§ **TASK DIRECTIONS**
Lines that contain "screenshot" are to be counted; give only their number.

§ **MATERIAL TO PROCESS**
◆ ◆ ◆ ◆

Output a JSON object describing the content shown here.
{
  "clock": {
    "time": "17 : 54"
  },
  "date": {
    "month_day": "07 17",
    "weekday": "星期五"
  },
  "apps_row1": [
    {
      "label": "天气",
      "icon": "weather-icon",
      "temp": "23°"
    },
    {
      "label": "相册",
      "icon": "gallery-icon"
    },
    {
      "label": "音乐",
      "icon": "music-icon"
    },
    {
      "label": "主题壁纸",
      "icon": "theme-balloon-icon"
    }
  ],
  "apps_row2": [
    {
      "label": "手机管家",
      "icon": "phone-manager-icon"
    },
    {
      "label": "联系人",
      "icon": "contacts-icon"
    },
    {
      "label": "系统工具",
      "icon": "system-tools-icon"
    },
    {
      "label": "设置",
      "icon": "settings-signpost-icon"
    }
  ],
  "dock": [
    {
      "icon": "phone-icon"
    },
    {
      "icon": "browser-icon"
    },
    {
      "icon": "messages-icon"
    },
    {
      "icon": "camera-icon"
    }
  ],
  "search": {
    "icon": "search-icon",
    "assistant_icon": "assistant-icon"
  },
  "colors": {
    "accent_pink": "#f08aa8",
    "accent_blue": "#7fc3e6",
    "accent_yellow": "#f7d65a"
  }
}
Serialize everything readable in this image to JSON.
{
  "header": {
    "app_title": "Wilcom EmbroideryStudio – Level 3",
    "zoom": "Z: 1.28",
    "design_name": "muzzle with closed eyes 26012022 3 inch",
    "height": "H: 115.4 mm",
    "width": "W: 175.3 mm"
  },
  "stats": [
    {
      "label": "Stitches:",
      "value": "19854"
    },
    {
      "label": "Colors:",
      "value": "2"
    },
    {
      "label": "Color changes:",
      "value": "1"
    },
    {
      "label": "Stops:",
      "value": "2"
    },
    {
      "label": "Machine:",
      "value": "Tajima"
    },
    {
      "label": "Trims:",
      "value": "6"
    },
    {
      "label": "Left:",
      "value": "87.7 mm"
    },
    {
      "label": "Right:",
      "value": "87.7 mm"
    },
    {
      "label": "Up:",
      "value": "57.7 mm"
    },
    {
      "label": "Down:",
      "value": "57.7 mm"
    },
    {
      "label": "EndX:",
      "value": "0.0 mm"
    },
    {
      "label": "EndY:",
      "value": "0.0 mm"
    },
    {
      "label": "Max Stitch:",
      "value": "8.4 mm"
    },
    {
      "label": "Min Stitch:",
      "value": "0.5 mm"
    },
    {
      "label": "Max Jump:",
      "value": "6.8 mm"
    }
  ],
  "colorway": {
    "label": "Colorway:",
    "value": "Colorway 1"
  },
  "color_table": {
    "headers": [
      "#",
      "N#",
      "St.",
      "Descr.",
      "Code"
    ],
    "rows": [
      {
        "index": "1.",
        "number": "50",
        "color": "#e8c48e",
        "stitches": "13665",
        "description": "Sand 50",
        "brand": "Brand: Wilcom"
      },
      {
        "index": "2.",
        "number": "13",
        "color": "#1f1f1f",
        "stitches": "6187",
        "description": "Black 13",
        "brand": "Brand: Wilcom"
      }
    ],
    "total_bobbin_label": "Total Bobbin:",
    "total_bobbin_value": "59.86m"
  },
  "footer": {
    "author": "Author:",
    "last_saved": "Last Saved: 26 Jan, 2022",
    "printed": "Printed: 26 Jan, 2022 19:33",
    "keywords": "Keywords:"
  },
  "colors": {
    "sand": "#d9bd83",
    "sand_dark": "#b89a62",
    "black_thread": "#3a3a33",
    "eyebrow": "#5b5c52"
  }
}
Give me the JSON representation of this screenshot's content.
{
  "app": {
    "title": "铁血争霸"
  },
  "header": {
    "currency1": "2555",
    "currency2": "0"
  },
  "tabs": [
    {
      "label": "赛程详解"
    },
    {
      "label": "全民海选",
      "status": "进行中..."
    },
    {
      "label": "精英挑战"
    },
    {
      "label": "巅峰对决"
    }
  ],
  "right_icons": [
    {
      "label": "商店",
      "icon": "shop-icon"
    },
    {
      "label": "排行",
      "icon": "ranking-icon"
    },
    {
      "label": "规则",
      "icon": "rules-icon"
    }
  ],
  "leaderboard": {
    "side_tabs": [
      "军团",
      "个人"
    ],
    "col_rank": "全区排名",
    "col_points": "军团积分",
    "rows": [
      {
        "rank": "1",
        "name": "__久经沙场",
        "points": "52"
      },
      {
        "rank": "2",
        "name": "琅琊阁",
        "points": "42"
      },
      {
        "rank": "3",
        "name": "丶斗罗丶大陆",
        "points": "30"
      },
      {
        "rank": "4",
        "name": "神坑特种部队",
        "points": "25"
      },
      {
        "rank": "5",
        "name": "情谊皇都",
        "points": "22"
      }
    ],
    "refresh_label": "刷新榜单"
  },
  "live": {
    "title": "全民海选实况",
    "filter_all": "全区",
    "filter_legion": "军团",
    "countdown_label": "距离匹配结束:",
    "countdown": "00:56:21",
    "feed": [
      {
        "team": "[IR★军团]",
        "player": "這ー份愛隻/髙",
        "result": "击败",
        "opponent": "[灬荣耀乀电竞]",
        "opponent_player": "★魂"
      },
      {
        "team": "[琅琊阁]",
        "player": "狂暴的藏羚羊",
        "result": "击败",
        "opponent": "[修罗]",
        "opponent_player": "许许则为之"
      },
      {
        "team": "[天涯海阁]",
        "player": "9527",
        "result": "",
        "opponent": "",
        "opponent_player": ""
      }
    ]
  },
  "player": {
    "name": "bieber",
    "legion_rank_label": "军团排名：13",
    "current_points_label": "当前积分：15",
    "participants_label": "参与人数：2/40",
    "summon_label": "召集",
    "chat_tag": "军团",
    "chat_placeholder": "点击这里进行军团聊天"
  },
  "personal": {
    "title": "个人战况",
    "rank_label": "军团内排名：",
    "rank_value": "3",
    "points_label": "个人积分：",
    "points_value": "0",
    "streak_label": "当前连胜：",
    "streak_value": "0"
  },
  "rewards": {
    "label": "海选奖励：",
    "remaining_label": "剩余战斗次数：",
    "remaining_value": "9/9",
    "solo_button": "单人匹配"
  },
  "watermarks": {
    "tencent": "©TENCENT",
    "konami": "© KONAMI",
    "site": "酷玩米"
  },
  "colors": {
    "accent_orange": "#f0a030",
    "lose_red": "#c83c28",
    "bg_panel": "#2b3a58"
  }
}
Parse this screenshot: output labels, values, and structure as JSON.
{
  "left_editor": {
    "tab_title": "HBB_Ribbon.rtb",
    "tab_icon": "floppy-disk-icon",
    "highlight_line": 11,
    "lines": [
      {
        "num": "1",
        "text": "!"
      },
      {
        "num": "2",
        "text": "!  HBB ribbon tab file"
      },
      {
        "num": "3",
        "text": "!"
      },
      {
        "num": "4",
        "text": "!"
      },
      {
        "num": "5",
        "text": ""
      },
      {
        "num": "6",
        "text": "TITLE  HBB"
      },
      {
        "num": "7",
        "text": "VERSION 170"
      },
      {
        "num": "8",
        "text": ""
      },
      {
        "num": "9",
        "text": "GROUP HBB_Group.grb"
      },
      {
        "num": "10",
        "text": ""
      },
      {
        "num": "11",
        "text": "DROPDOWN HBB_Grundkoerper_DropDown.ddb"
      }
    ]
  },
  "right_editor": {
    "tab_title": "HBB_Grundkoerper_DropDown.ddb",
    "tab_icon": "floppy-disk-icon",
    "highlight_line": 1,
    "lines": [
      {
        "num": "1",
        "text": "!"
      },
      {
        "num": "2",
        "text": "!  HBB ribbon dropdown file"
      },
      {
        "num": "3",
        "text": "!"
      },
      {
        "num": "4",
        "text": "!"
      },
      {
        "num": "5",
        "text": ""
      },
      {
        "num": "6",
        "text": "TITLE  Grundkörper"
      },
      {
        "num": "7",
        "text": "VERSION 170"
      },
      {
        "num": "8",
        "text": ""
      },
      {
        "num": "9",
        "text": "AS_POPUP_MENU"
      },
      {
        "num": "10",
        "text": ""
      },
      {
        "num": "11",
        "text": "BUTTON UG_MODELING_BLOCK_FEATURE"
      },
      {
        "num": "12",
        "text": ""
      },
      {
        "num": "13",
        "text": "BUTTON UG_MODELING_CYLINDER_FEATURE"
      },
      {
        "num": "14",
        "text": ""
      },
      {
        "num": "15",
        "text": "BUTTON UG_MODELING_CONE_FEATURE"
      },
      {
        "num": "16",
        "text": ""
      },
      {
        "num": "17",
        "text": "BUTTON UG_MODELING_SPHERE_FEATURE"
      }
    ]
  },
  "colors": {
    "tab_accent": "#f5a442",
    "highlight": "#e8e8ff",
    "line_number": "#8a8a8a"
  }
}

◆ ◆ ◆ ◆

§ **RESULT BELOW**
2